──────── Records ────────

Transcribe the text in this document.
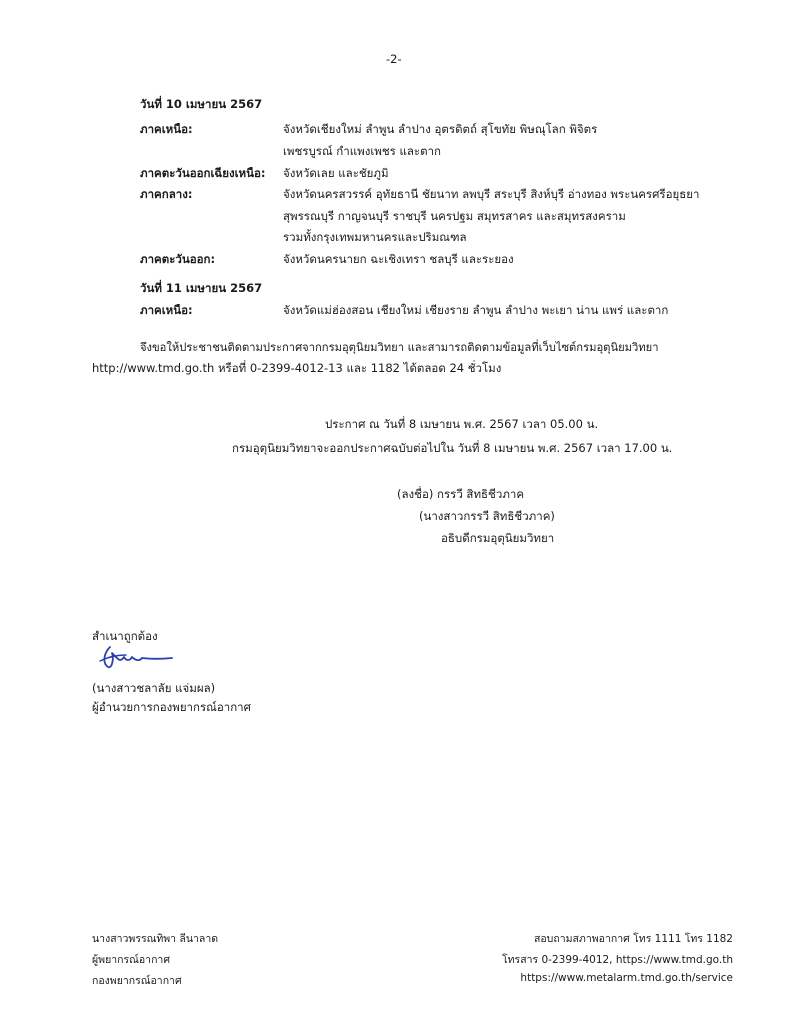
-2-
วันที่ 10 เมษายน 2567
ภาคเหนือ:	จังหวัดเชียงใหม่ ลำพูน ลำปาง อุตรดิตถ์ สุโขทัย พิษณุโลก พิจิตร
เพชรบูรณ์ กำแพงเพชร และตาก
ภาคตะวันออกเฉียงเหนือ: จังหวัดเลย และชัยภูมิ
ภาคกลาง:	จังหวัดนครสวรรค์ อุทัยธานี ชัยนาท ลพบุรี สระบุรี สิงห์บุรี อ่างทอง พระนครศรีอยุธยา
สุพรรณบุรี กาญจนบุรี ราชบุรี นครปฐม สมุทรสาคร และสมุทรสงคราม
รวมทั้งกรุงเทพมหานครและปริมณฑล
ภาคตะวันออก:	จังหวัดนครนายก ฉะเชิงเทรา ชลบุรี และระยอง
วันที่ 11 เมษายน 2567
ภาคเหนือ:	จังหวัดแม่ฮ่องสอน เชียงใหม่ เชียงราย ลำพูน ลำปาง พะเยา น่าน แพร่ และตาก
จึงขอให้ประชาชนติดตามประกาศจากกรมอุตุนิยมวิทยา และสามารถติดตามข้อมูลที่เว็บไซต์กรมอุตุนิยมวิทยา
http://www.tmd.go.th หรือที่ 0-2399-4012-13 และ 1182 ได้ตลอด 24 ชั่วโมง
ประกาศ ณ วันที่ 8 เมษายน พ.ศ. 2567 เวลา 05.00 น.
กรมอุตุนิยมวิทยาจะออกประกาศฉบับต่อไปใน วันที่ 8 เมษายน พ.ศ. 2567 เวลา 17.00 น.
(ลงชื่อ) กรรวี สิทธิชีวภาค
(นางสาวกรรวี สิทธิชีวภาค)
อธิบดีกรมอุตุนิยมวิทยา
สำเนาถูกต้อง
(นางสาวชลาลัย แจ่มผล)
ผู้อำนวยการกองพยากรณ์อากาศ
นางสาวพรรณทิพา ลีนาลาด
ผู้พยากรณ์อากาศ
กองพยากรณ์อากาศ
สอบถามสภาพอากาศ โทร 1111 โทร 1182
โทรสาร 0-2399-4012, https://www.tmd.go.th
https://www.metalarm.tmd.go.th/service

────────

__Short exercise__
Exactly how many lines in the data above contain the word "ภาคเหน"? Respond with the number and nothing more.

__The answer__
2